* Short problem:
Write out the data below in full. Keep it exact.

[Stored dataset items]

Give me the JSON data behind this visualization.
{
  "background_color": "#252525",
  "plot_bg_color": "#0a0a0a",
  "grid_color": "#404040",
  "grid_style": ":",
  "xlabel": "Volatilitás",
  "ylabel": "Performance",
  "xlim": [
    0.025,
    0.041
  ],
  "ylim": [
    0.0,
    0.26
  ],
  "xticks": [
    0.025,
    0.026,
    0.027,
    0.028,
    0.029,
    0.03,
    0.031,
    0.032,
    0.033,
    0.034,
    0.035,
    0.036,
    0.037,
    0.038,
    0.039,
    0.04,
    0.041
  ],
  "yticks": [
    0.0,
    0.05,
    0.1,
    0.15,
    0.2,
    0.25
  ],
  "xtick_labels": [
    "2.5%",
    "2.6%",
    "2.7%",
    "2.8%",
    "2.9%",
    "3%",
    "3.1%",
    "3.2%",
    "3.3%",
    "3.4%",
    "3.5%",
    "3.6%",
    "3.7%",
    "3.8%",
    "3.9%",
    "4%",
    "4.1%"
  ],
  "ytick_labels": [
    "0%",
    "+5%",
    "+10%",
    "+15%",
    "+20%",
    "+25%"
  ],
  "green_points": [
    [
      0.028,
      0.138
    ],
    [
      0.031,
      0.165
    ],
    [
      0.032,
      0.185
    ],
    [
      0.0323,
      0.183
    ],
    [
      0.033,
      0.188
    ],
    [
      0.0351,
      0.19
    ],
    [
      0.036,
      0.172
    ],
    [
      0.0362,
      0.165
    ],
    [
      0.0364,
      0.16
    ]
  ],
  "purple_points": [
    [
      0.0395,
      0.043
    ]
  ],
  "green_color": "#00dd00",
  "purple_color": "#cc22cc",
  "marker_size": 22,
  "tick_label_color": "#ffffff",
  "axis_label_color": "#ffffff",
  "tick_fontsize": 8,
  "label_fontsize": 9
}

* Problem solution:
Give me the JSON data behind this visualization.
{
  "background_color": "#252525",
  "plot_bg_color": "#0a0a0a",
  "grid_color": "#404040",
  "grid_style": ":",
  "xlabel": "Volatilitás",
  "ylabel": "Performance",
  "xlim": [
    0.025,
    0.041
  ],
  "ylim": [
    0.0,
    0.26
  ],
  "xticks": [
    0.025,
    0.026,
    0.027,
    0.028,
    0.029,
    0.03,
    0.031,
    0.032,
    0.033,
    0.034,
    0.035,
    0.036,
    0.037,
    0.038,
    0.039,
    0.04,
    0.041
  ],
  "yticks": [
    0.0,
    0.05,
    0.1,
    0.15,
    0.2,
    0.25
  ],
  "xtick_labels": [
    "2.5%",
    "2.6%",
    "2.7%",
    "2.8%",
    "2.9%",
    "3%",
    "3.1%",
    "3.2%",
    "3.3%",
    "3.4%",
    "3.5%",
    "3.6%",
    "3.7%",
    "3.8%",
    "3.9%",
    "4%",
    "4.1%"
  ],
  "ytick_labels": [
    "0%",
    "+5%",
    "+10%",
    "+15%",
    "+20%",
    "+25%"
  ],
  "green_points": [
    [
      0.028,
      0.138
    ],
    [
      0.031,
      0.165
    ],
    [
      0.032,
      0.185
    ],
    [
      0.0323,
      0.183
    ],
    [
      0.033,
      0.188
    ],
    [
      0.0351,
      0.19
    ],
    [
      0.036,
      0.172
    ],
    [
      0.0362,
      0.165
    ],
    [
      0.0364,
      0.16
    ]
  ],
  "purple_points": [
    [
      0.0395,
      0.043
    ]
  ],
  "green_color": "#00dd00",
  "purple_color": "#cc22cc",
  "marker_size": 22,
  "tick_label_color": "#ffffff",
  "axis_label_color": "#ffffff",
  "tick_fontsize": 8,
  "label_fontsize": 9
}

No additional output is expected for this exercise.